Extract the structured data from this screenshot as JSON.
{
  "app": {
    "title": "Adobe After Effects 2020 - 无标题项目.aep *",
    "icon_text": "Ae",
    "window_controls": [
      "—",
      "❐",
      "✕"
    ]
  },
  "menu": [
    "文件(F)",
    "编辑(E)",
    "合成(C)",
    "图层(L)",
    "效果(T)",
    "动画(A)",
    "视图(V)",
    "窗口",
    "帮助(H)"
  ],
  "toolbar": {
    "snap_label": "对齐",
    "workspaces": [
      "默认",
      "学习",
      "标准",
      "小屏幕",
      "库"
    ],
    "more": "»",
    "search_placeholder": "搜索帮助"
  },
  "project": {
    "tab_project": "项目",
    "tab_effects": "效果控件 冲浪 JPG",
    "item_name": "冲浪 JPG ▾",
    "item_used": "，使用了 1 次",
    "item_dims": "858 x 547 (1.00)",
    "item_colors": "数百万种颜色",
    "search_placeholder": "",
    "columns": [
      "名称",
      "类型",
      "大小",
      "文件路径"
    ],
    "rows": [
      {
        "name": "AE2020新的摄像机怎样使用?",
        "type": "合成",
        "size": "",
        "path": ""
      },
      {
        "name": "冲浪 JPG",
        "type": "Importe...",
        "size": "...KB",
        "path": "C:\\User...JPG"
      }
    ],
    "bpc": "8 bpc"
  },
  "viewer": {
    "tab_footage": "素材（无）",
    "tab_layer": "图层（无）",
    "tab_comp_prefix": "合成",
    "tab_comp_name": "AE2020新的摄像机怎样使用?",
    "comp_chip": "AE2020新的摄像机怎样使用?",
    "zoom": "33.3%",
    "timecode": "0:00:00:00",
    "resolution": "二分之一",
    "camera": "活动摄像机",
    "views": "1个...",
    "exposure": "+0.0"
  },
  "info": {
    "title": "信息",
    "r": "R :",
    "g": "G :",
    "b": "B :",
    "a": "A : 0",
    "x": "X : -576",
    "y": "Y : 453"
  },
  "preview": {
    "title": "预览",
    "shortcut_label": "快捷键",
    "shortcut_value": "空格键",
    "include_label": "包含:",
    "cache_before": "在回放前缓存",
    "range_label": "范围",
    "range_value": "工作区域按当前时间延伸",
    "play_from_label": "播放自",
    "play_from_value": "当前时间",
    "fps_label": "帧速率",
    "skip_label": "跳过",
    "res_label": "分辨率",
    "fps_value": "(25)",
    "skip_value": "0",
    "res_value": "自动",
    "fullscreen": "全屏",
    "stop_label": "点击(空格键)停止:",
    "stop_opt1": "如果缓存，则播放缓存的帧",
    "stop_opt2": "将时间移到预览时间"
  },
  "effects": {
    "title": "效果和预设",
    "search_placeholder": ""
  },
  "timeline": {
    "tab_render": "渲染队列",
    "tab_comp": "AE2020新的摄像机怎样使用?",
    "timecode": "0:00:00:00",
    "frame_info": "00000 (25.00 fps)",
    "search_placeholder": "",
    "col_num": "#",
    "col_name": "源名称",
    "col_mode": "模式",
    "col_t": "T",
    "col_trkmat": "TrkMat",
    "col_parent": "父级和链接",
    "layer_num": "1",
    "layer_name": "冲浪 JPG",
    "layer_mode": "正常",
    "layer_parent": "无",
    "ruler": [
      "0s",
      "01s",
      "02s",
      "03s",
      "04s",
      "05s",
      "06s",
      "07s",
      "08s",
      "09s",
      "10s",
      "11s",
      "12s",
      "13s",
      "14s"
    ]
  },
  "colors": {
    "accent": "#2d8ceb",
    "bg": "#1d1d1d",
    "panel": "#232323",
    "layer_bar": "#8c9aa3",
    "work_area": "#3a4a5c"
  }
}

**Aim of the task**
The records above should be returned exactly.

**Exercise answer**
Extract the structured data from this screenshot as JSON.
{
  "app": {
    "title": "Adobe After Effects 2020 - 无标题项目.aep *",
    "icon_text": "Ae",
    "window_controls": [
      "—",
      "❐",
      "✕"
    ]
  },
  "menu": [
    "文件(F)",
    "编辑(E)",
    "合成(C)",
    "图层(L)",
    "效果(T)",
    "动画(A)",
    "视图(V)",
    "窗口",
    "帮助(H)"
  ],
  "toolbar": {
    "snap_label": "对齐",
    "workspaces": [
      "默认",
      "学习",
      "标准",
      "小屏幕",
      "库"
    ],
    "more": "»",
    "search_placeholder": "搜索帮助"
  },
  "project": {
    "tab_project": "项目",
    "tab_effects": "效果控件 冲浪 JPG",
    "item_name": "冲浪 JPG ▾",
    "item_used": "，使用了 1 次",
    "item_dims": "858 x 547 (1.00)",
    "item_colors": "数百万种颜色",
    "search_placeholder": "",
    "columns": [
      "名称",
      "类型",
      "大小",
      "文件路径"
    ],
    "rows": [
      {
        "name": "AE2020新的摄像机怎样使用?",
        "type": "合成",
        "size": "",
        "path": ""
      },
      {
        "name": "冲浪 JPG",
        "type": "Importe...",
        "size": "...KB",
        "path": "C:\\User...JPG"
      }
    ],
    "bpc": "8 bpc"
  },
  "viewer": {
    "tab_footage": "素材（无）",
    "tab_layer": "图层（无）",
    "tab_comp_prefix": "合成",
    "tab_comp_name": "AE2020新的摄像机怎样使用?",
    "comp_chip": "AE2020新的摄像机怎样使用?",
    "zoom": "33.3%",
    "timecode": "0:00:00:00",
    "resolution": "二分之一",
    "camera": "活动摄像机",
    "views": "1个...",
    "exposure": "+0.0"
  },
  "info": {
    "title": "信息",
    "r": "R :",
    "g": "G :",
    "b": "B :",
    "a": "A : 0",
    "x": "X : -576",
    "y": "Y : 453"
  },
  "preview": {
    "title": "预览",
    "shortcut_label": "快捷键",
    "shortcut_value": "空格键",
    "include_label": "包含:",
    "cache_before": "在回放前缓存",
    "range_label": "范围",
    "range_value": "工作区域按当前时间延伸",
    "play_from_label": "播放自",
    "play_from_value": "当前时间",
    "fps_label": "帧速率",
    "skip_label": "跳过",
    "res_label": "分辨率",
    "fps_value": "(25)",
    "skip_value": "0",
    "res_value": "自动",
    "fullscreen": "全屏",
    "stop_label": "点击(空格键)停止:",
    "stop_opt1": "如果缓存，则播放缓存的帧",
    "stop_opt2": "将时间移到预览时间"
  },
  "effects": {
    "title": "效果和预设",
    "search_placeholder": ""
  },
  "timeline": {
    "tab_render": "渲染队列",
    "tab_comp": "AE2020新的摄像机怎样使用?",
    "timecode": "0:00:00:00",
    "frame_info": "00000 (25.00 fps)",
    "search_placeholder": "",
    "col_num": "#",
    "col_name": "源名称",
    "col_mode": "模式",
    "col_t": "T",
    "col_trkmat": "TrkMat",
    "col_parent": "父级和链接",
    "layer_num": "1",
    "layer_name": "冲浪 JPG",
    "layer_mode": "正常",
    "layer_parent": "无",
    "ruler": [
      "0s",
      "01s",
      "02s",
      "03s",
      "04s",
      "05s",
      "06s",
      "07s",
      "08s",
      "09s",
      "10s",
      "11s",
      "12s",
      "13s",
      "14s"
    ]
  },
  "colors": {
    "accent": "#2d8ceb",
    "bg": "#1d1d1d",
    "panel": "#232323",
    "layer_bar": "#8c9aa3",
    "work_area": "#3a4a5c"
  }
}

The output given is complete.